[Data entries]
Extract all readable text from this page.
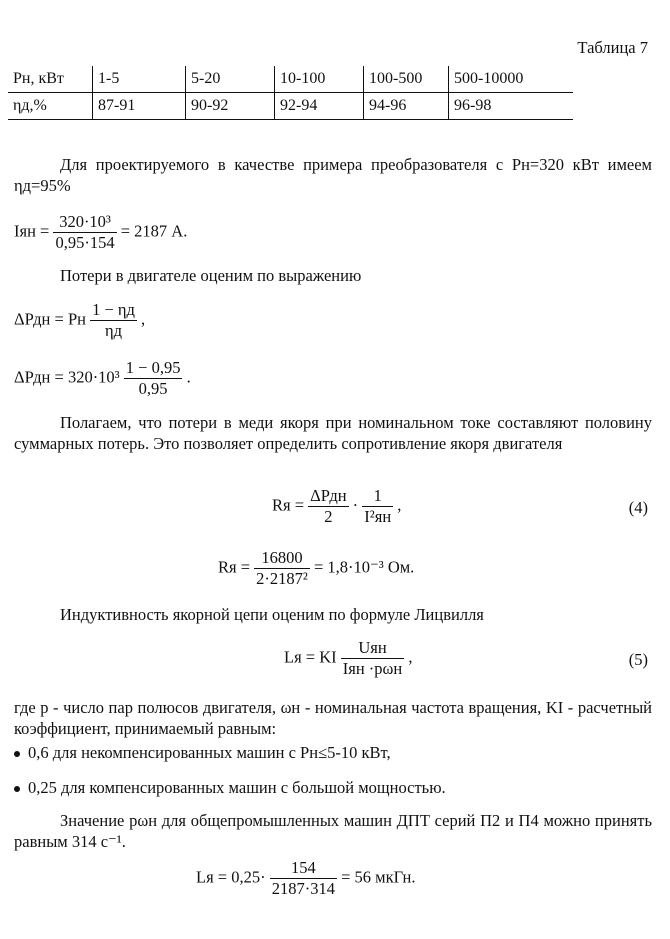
Таблица 7
Рн, кВт	1-5	5-20	10-100	100-500	500-10000
ηд,%	87-91	90-92	92-94	94-96	96-98
Для проектируемого в качестве примера преобразователя с Рн=320 кВт имеем ηд=95%
Iян = $\frac{\text{320·10³}}{0,95\cdot 154} = 2187$ А.
Потери в двигателе оценим по выражению
ΔРдн = Рн $\frac{1 - \eta д}{\eta д}$ ,
$\Delta Рдн = 320\cdot 10^3 \frac{1 - 0,95}{0,95}$ .
Полагаем, что потери в меди якоря при номинальном токе составляют половину суммарных потерь. Это позволяет определить сопротивление якоря двигателя
Rя = $\frac{\text{ΔРдн}}{2} \cdot \frac{1}{\text{I²ян}}$ ,	(4)
Rя = $\frac{16800}{\text{2·2187²}} = 1,8\cdot 10^{-3}$ Ом.
Индуктивность якорной цепи оценим по формуле Лицвилля
Lя = KI $\frac{\text{Uян}}{\text{Iян ·pωн}}$ ,	(5)
где p - число пар полюсов двигателя, ωн - номинальная частота вращения, KI - расчетный коэффициент, принимаемый равным:
0,6 для некомпенсированных машин с Рн≤5-10 кВт,
0,25 для компенсированных машин с большой мощностью.
Значение pωн для общепромышленных машин ДПТ серий П2 и П4 можно принять равным 314 с⁻¹.
Lя = $0,25\cdot \frac{154}{2187\cdot 314} = 56$ мкГн.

**Exercise description**
Where a line in the material contains "машин", copy that line.

**Full solution**
0,6 для некомпенсированных машин с Рн≤5-10 кВт,
0,25 для компенсированных машин с большой мощностью.
Значение pωн для общепромышленных машин ДПТ серий П2 и П4 можно принять равным 314 с⁻¹.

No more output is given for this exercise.